What the task asks: From the records below, extract all the text exactly and leave the images behind.
### Input for this task
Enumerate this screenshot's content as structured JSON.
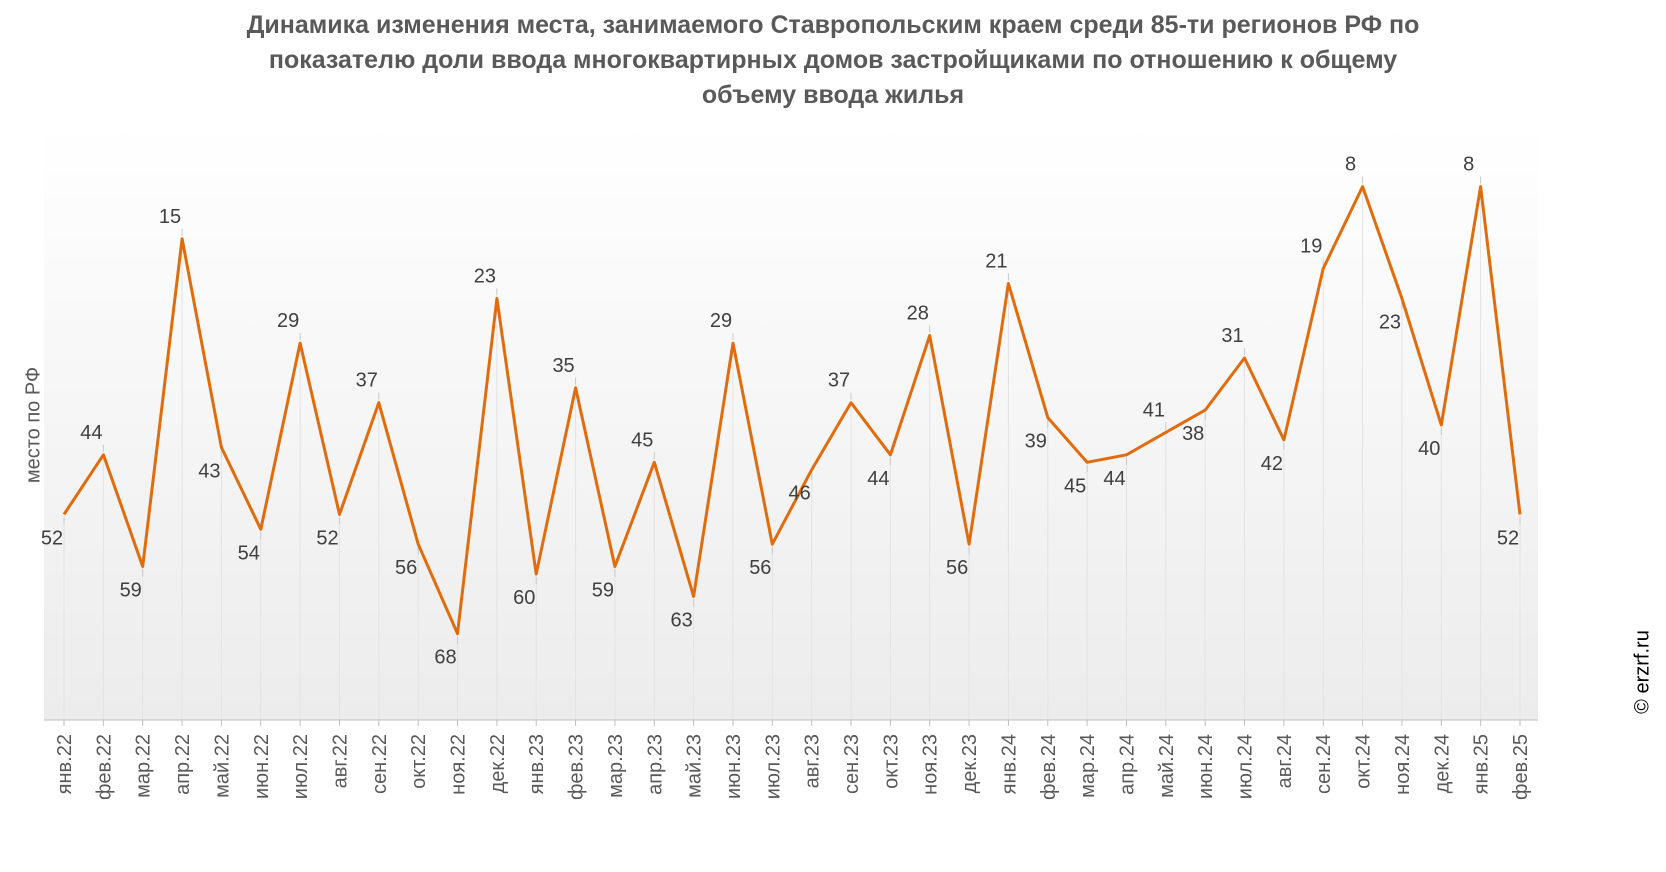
{
  "chart_data": {
    "type": "line",
    "title": "Динамика изменения места, занимаемого Ставропольским краем среди 85-ти регионов РФ по показателю доли ввода многоквартирных домов застройщиками по отношению к общему объему ввода жилья",
    "title_lines": [
      "Динамика изменения места, занимаемого Ставропольским краем среди 85-ти регионов РФ по",
      "показателю доли ввода многоквартирных домов застройщиками по отношению к общему",
      "объему ввода жилья"
    ],
    "xlabel": "",
    "ylabel": "место по РФ",
    "y_inverted": true,
    "grid": false,
    "categories": [
      "янв.22",
      "фев.22",
      "мар.22",
      "апр.22",
      "май.22",
      "июн.22",
      "июл.22",
      "авг.22",
      "сен.22",
      "окт.22",
      "ноя.22",
      "дек.22",
      "янв.23",
      "фев.23",
      "мар.23",
      "апр.23",
      "май.23",
      "июн.23",
      "июл.23",
      "авг.23",
      "сен.23",
      "окт.23",
      "ноя.23",
      "дек.23",
      "янв.24",
      "фев.24",
      "мар.24",
      "апр.24",
      "май.24",
      "июн.24",
      "июл.24",
      "авг.24",
      "сен.24",
      "окт.24",
      "ноя.24",
      "дек.24",
      "янв.25",
      "фев.25"
    ],
    "series": [
      {
        "values": [
          52,
          44,
          59,
          15,
          43,
          54,
          29,
          52,
          37,
          56,
          68,
          23,
          60,
          35,
          59,
          45,
          63,
          29,
          56,
          46,
          37,
          44,
          28,
          56,
          21,
          39,
          45,
          44,
          41,
          38,
          31,
          42,
          19,
          8,
          23,
          40,
          8,
          52
        ]
      }
    ],
    "label_side": [
      "below",
      "above",
      "below",
      "above",
      "below",
      "below",
      "above",
      "below",
      "above",
      "below",
      "below",
      "above",
      "below",
      "above",
      "below",
      "above",
      "below",
      "above",
      "below",
      "below",
      "above",
      "below",
      "above",
      "below",
      "above",
      "below",
      "below",
      "below",
      "above",
      "below",
      "above",
      "below",
      "above",
      "above",
      "below",
      "below",
      "above",
      "below"
    ],
    "colors": {
      "line": "#E06C0D",
      "text": "#595959",
      "axis": "#D0D0D0"
    }
  },
  "credit": "© erzrf.ru"
}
######
Output:
Enumerate this screenshot's content as structured JSON.
{
  "chart_data": {
    "type": "line",
    "title": "Динамика изменения места, занимаемого Ставропольским краем среди 85-ти регионов РФ по показателю доли ввода многоквартирных домов застройщиками по отношению к общему объему ввода жилья",
    "title_lines": [
      "Динамика изменения места, занимаемого Ставропольским краем среди 85-ти регионов РФ по",
      "показателю доли ввода многоквартирных домов застройщиками по отношению к общему",
      "объему ввода жилья"
    ],
    "xlabel": "",
    "ylabel": "место по РФ",
    "y_inverted": true,
    "grid": false,
    "categories": [
      "янв.22",
      "фев.22",
      "мар.22",
      "апр.22",
      "май.22",
      "июн.22",
      "июл.22",
      "авг.22",
      "сен.22",
      "окт.22",
      "ноя.22",
      "дек.22",
      "янв.23",
      "фев.23",
      "мар.23",
      "апр.23",
      "май.23",
      "июн.23",
      "июл.23",
      "авг.23",
      "сен.23",
      "окт.23",
      "ноя.23",
      "дек.23",
      "янв.24",
      "фев.24",
      "мар.24",
      "апр.24",
      "май.24",
      "июн.24",
      "июл.24",
      "авг.24",
      "сен.24",
      "окт.24",
      "ноя.24",
      "дек.24",
      "янв.25",
      "фев.25"
    ],
    "series": [
      {
        "values": [
          52,
          44,
          59,
          15,
          43,
          54,
          29,
          52,
          37,
          56,
          68,
          23,
          60,
          35,
          59,
          45,
          63,
          29,
          56,
          46,
          37,
          44,
          28,
          56,
          21,
          39,
          45,
          44,
          41,
          38,
          31,
          42,
          19,
          8,
          23,
          40,
          8,
          52
        ]
      }
    ],
    "label_side": [
      "below",
      "above",
      "below",
      "above",
      "below",
      "below",
      "above",
      "below",
      "above",
      "below",
      "below",
      "above",
      "below",
      "above",
      "below",
      "above",
      "below",
      "above",
      "below",
      "below",
      "above",
      "below",
      "above",
      "below",
      "above",
      "below",
      "below",
      "below",
      "above",
      "below",
      "above",
      "below",
      "above",
      "above",
      "below",
      "below",
      "above",
      "below"
    ],
    "colors": {
      "line": "#E06C0D",
      "text": "#595959",
      "axis": "#D0D0D0"
    }
  },
  "credit": "© erzrf.ru"
}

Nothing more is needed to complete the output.